Stated problem: Return the part of the Face to Face review that begins with the words "Time may not" and stops after the words "a singles band.", copied word for word.
--- BEGIN Selected passage ---
Review: The Kinks – Face to Face (Deluxe Edition)
Published on June 28th, 2011 | Jonny Abrams
1966 and all that, what? Revolver, Pet Sounds, a Russian linesman: all fully deserving of the ‘landmark’ status they’ve since been afforded, but what of Face to Face?
The lingering under-appreciation of The Kinks is such that Ray Davies can now enjoy a quiet drink in his local without many of his fellow punters realising that they are in the presence of a songwriter every bit the equal of Messrs Lennon, McCartney and Wilson (although he’s a poor second to Sir Geoff Hurst in the centre-forward stakes).
This was certainly the case when this writer came across him in a north-London pub and bought his whole table a drink while spluttering something about ‘Big Sky’ being the best song ever.
“Who was that you were talking to?” a stranger asked me outside. “Ray Davies!” I replied, still buzzing with excitement at meeting my hero, albeit briefly. “Ah…” said the stranger, “…who?”
“You met Craig David?” replied at least one of the friends I told of this meeting, the majority of those polled requiring an explanation as to precisely who this bloke was and is. “The singer of The Kooks?” asked another.
“No. Not The bloody Kooks.”
Time may not have forgotten Davies’ most celebrated compositions – ‘You Really Got Me’, ‘Waterloo Sunset’, ‘Sunny Afternoon’ (featured here) and so on – but the current reissues of Face to Face, Something Else by The Kinks and Arthur or the Decline and Fall of the British Empire provide timely reminders that The Kinks were at their peak way more than just a singles band.
--- END Selected passage ---
--- BEGIN Supplied material ---
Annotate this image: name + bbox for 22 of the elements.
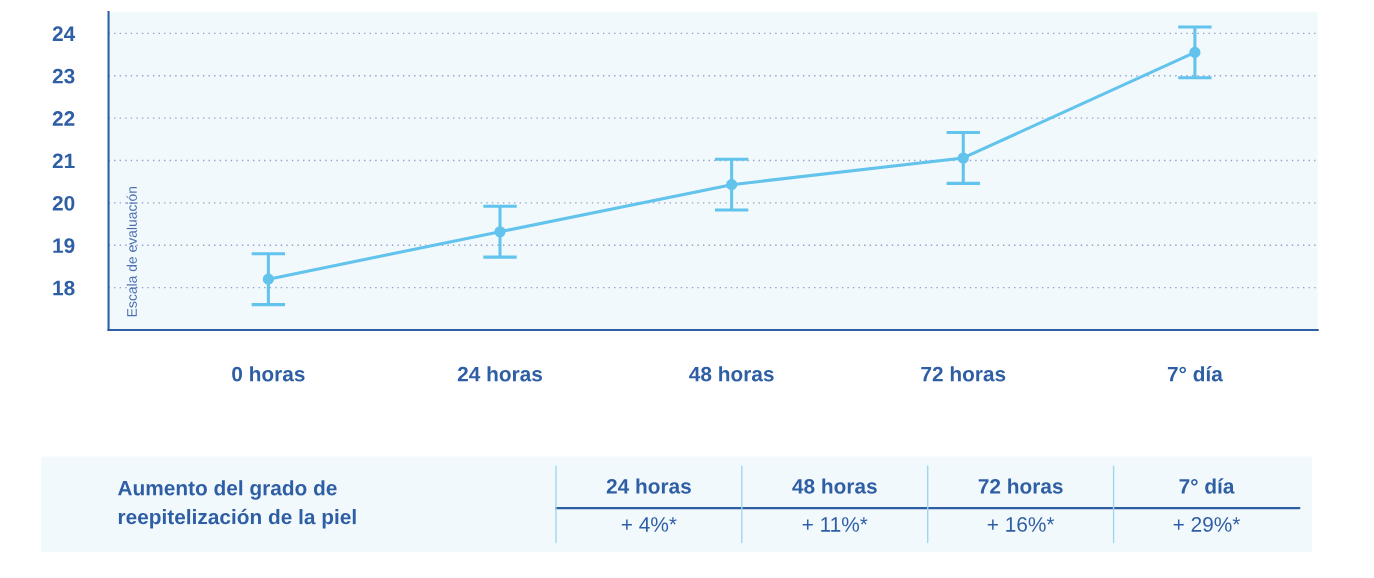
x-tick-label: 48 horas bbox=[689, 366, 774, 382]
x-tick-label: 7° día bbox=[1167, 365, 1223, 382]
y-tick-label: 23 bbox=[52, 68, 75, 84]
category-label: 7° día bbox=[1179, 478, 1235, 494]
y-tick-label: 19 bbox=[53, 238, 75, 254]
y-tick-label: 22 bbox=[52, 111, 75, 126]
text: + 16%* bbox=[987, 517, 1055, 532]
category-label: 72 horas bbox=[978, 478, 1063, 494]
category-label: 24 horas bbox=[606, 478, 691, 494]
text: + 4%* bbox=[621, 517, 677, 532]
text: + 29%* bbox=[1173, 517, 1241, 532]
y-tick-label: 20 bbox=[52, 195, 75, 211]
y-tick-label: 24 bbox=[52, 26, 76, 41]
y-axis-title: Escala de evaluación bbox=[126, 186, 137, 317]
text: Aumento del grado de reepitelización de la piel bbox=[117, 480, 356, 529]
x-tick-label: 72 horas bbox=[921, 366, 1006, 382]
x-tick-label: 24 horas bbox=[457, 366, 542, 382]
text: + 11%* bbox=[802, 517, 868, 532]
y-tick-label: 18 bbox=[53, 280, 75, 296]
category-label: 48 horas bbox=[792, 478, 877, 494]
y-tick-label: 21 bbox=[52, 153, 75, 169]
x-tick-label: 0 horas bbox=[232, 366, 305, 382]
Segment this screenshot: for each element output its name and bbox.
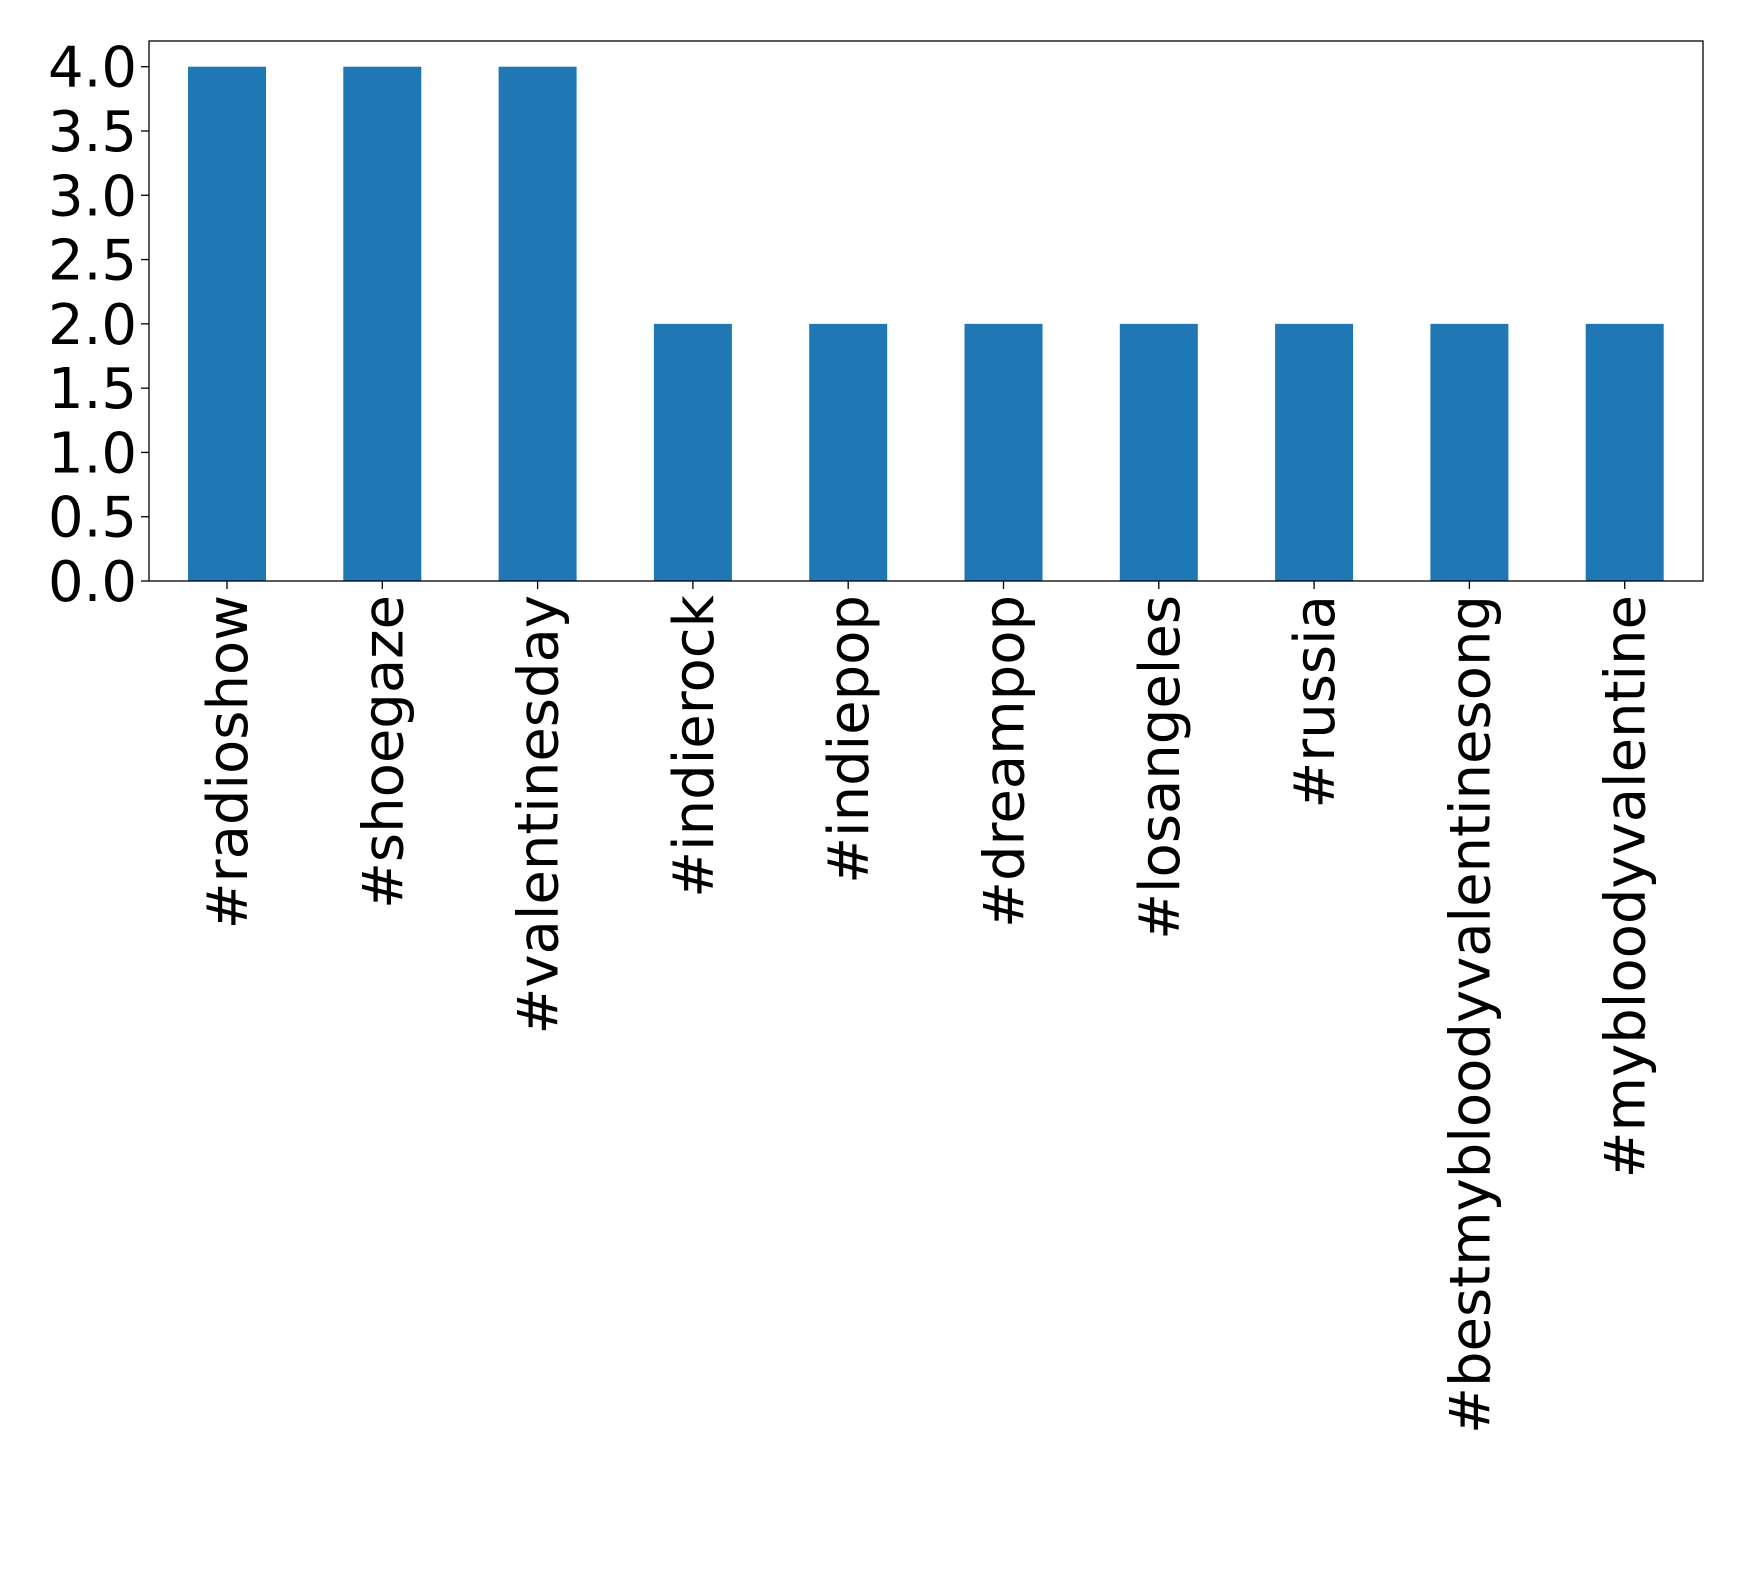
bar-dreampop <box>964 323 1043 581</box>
--- END Supplied material ---
Finished task:
Time may not have forgotten Davies’ most celebrated compositions – ‘You Really Got Me’, ‘Waterloo Sunset’, ‘Sunny Afternoon’ (featured here) and so on – but the current reissues of Face to Face, Something Else by The Kinks and Arthur or the Decline and Fall of the British Empire provide timely reminders that The Kinks were at their peak way more than just a singles band.